Directions:
Return every line below as is, leaving out the pictures.

Records:
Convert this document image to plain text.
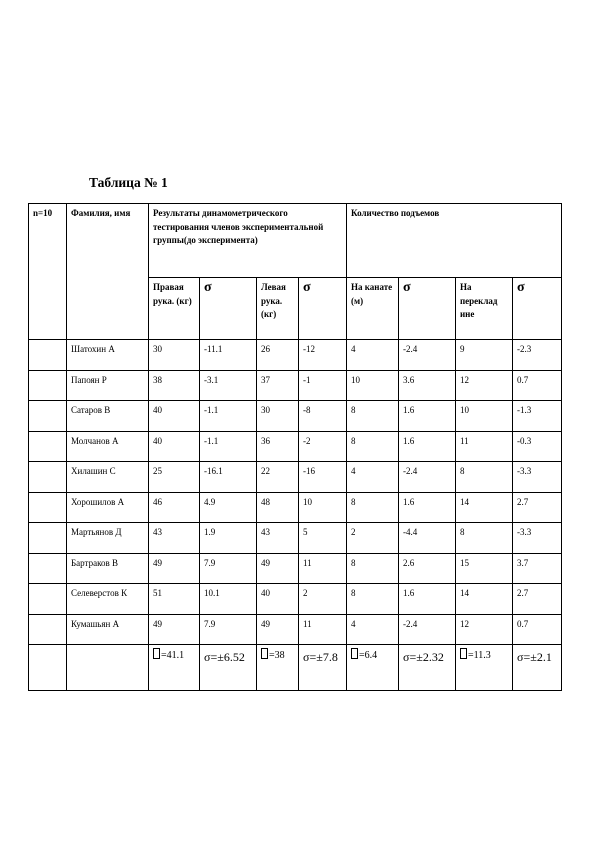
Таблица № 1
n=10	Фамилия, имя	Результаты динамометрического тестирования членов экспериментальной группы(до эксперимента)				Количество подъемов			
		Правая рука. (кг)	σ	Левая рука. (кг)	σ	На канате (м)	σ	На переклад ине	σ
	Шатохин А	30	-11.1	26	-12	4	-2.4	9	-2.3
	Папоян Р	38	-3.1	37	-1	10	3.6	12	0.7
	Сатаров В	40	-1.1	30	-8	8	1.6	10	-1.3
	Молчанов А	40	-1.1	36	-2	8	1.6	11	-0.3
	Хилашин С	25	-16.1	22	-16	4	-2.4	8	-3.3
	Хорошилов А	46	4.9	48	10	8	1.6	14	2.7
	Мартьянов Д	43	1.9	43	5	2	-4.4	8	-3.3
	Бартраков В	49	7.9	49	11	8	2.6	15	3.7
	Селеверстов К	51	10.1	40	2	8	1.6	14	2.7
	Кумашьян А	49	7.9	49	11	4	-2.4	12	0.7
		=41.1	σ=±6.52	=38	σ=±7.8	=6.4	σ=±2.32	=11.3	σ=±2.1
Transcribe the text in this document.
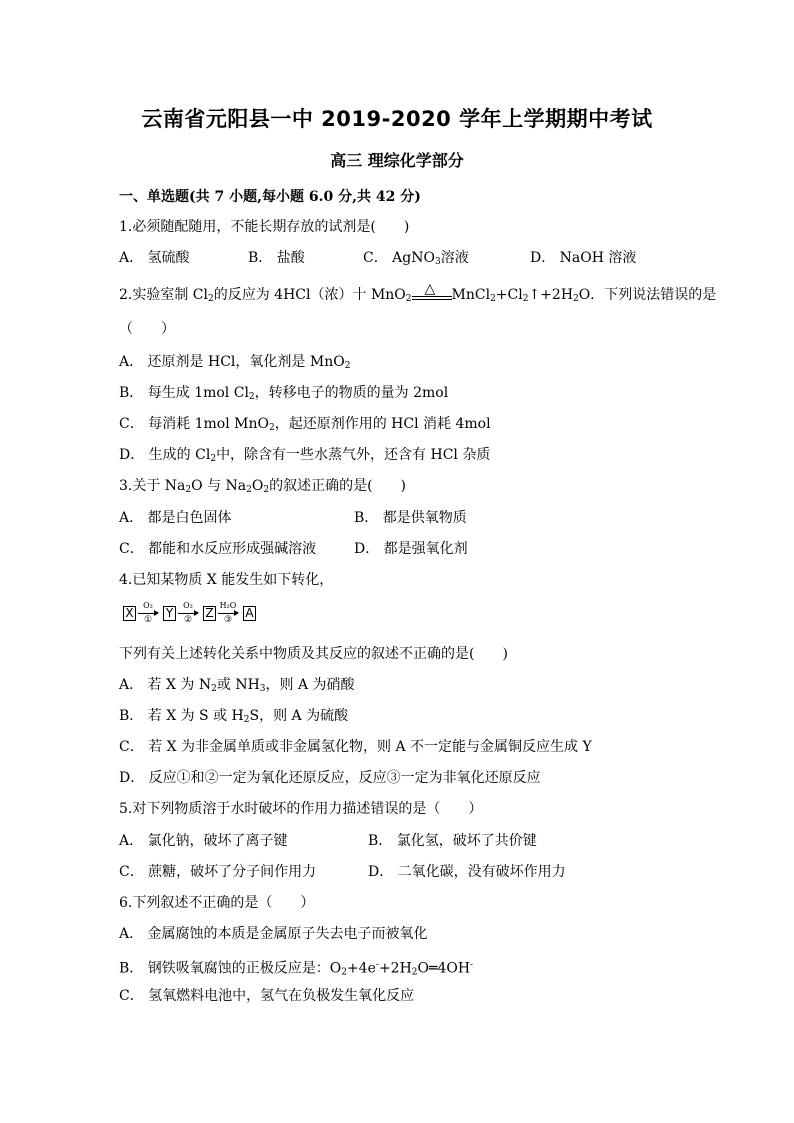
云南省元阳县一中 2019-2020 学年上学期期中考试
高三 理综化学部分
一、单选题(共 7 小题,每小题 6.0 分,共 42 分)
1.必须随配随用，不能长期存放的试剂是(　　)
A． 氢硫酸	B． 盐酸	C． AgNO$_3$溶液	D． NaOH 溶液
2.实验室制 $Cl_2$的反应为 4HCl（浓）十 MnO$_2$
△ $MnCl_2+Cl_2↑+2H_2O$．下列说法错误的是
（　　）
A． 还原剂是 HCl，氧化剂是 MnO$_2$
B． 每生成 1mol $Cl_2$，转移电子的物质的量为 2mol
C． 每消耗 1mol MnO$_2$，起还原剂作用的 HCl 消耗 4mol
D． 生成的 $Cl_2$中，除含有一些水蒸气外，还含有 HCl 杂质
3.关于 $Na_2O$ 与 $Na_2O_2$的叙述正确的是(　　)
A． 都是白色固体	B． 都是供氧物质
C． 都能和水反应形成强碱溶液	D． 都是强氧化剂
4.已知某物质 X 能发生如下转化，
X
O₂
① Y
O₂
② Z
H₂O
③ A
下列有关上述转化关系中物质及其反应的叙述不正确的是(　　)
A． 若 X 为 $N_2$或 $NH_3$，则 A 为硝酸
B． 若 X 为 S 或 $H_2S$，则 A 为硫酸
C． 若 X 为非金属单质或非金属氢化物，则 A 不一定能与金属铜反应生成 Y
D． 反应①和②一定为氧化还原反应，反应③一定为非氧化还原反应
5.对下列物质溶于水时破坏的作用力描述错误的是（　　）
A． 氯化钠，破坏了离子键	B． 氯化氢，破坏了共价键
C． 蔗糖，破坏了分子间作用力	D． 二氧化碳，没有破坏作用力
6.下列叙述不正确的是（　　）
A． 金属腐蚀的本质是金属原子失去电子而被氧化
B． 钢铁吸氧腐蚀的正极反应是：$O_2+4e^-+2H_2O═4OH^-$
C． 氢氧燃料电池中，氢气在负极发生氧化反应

Task answer:
Convert this document image to plain text.
Таблица № 1
n=10	Фамилия, имя	Результаты динамометрического тестирования членов экспериментальной группы(до эксперимента)				Количество подъемов			
		Правая рука. (кг)	σ	Левая рука. (кг)	σ	На канате (м)	σ	На переклад ине	σ
	Шатохин А	30	-11.1	26	-12	4	-2.4	9	-2.3
	Папоян Р	38	-3.1	37	-1	10	3.6	12	0.7
	Сатаров В	40	-1.1	30	-8	8	1.6	10	-1.3
	Молчанов А	40	-1.1	36	-2	8	1.6	11	-0.3
	Хилашин С	25	-16.1	22	-16	4	-2.4	8	-3.3
	Хорошилов А	46	4.9	48	10	8	1.6	14	2.7
	Мартьянов Д	43	1.9	43	5	2	-4.4	8	-3.3
	Бартраков В	49	7.9	49	11	8	2.6	15	3.7
	Селеверстов К	51	10.1	40	2	8	1.6	14	2.7
	Кумашьян А	49	7.9	49	11	4	-2.4	12	0.7
		=41.1	σ=±6.52	=38	σ=±7.8	=6.4	σ=±2.32	=11.3	σ=±2.1
Transcribe the text in this document.
云南省元阳县一中 2019-2020 学年上学期期中考试
高三 理综化学部分
一、单选题(共 7 小题,每小题 6.0 分,共 42 分)
1.必须随配随用，不能长期存放的试剂是(　　)
A． 氢硫酸	B． 盐酸	C． AgNO$_3$溶液	D． NaOH 溶液
2.实验室制 $Cl_2$的反应为 4HCl（浓）十 MnO$_2$
△ $MnCl_2+Cl_2↑+2H_2O$．下列说法错误的是
（　　）
A． 还原剂是 HCl，氧化剂是 MnO$_2$
B． 每生成 1mol $Cl_2$，转移电子的物质的量为 2mol
C． 每消耗 1mol MnO$_2$，起还原剂作用的 HCl 消耗 4mol
D． 生成的 $Cl_2$中，除含有一些水蒸气外，还含有 HCl 杂质
3.关于 $Na_2O$ 与 $Na_2O_2$的叙述正确的是(　　)
A． 都是白色固体	B． 都是供氧物质
C． 都能和水反应形成强碱溶液	D． 都是强氧化剂
4.已知某物质 X 能发生如下转化，
X
O₂
① Y
O₂
② Z
H₂O
③ A
下列有关上述转化关系中物质及其反应的叙述不正确的是(　　)
A． 若 X 为 $N_2$或 $NH_3$，则 A 为硝酸
B． 若 X 为 S 或 $H_2S$，则 A 为硫酸
C． 若 X 为非金属单质或非金属氢化物，则 A 不一定能与金属铜反应生成 Y
D． 反应①和②一定为氧化还原反应，反应③一定为非氧化还原反应
5.对下列物质溶于水时破坏的作用力描述错误的是（　　）
A． 氯化钠，破坏了离子键	B． 氯化氢，破坏了共价键
C． 蔗糖，破坏了分子间作用力	D． 二氧化碳，没有破坏作用力
6.下列叙述不正确的是（　　）
A． 金属腐蚀的本质是金属原子失去电子而被氧化
B． 钢铁吸氧腐蚀的正极反应是：$O_2+4e^-+2H_2O═4OH^-$
C． 氢氧燃料电池中，氢气在负极发生氧化反应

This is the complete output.